#### PROBLEM TO WORK ON
Every entry needs to be printed exactly, please.

#### WORKING DATA
— Begin —

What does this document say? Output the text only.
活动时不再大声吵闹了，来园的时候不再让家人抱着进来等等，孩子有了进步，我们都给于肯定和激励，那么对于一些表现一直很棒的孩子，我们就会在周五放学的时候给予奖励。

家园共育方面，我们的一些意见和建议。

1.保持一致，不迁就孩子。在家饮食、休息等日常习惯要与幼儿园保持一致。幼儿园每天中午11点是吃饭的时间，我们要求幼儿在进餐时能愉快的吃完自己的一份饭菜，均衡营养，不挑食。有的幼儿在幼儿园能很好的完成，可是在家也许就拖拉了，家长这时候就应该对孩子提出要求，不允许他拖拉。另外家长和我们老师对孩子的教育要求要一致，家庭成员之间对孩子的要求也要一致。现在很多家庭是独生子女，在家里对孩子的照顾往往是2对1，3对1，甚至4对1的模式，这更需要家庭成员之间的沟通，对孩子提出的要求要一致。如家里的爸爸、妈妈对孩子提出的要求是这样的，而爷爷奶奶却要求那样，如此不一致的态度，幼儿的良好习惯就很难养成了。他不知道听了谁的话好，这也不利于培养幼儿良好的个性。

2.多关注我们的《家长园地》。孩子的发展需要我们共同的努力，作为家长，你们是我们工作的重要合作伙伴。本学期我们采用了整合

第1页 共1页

— End —

#### EXERCISE OUTPUT
What does this document say? Output the text only.
活动时不再大声吵闹了，来园的时候不再让家人抱着进来等等，孩子有了进步，我们都给于肯定和激励，那么对于一些表现一直很棒的孩子，我们就会在周五放学的时候给予奖励。

家园共育方面，我们的一些意见和建议。

1.保持一致，不迁就孩子。在家饮食、休息等日常习惯要与幼儿园保持一致。幼儿园每天中午11点是吃饭的时间，我们要求幼儿在进餐时能愉快的吃完自己的一份饭菜，均衡营养，不挑食。有的幼儿在幼儿园能很好的完成，可是在家也许就拖拉了，家长这时候就应该对孩子提出要求，不允许他拖拉。另外家长和我们老师对孩子的教育要求要一致，家庭成员之间对孩子的要求也要一致。现在很多家庭是独生子女，在家里对孩子的照顾往往是2对1，3对1，甚至4对1的模式，这更需要家庭成员之间的沟通，对孩子提出的要求要一致。如家里的爸爸、妈妈对孩子提出的要求是这样的，而爷爷奶奶却要求那样，如此不一致的态度，幼儿的良好习惯就很难养成了。他不知道听了谁的话好，这也不利于培养幼儿良好的个性。

2.多关注我们的《家长园地》。孩子的发展需要我们共同的努力，作为家长，你们是我们工作的重要合作伙伴。本学期我们采用了整合

第1页 共1页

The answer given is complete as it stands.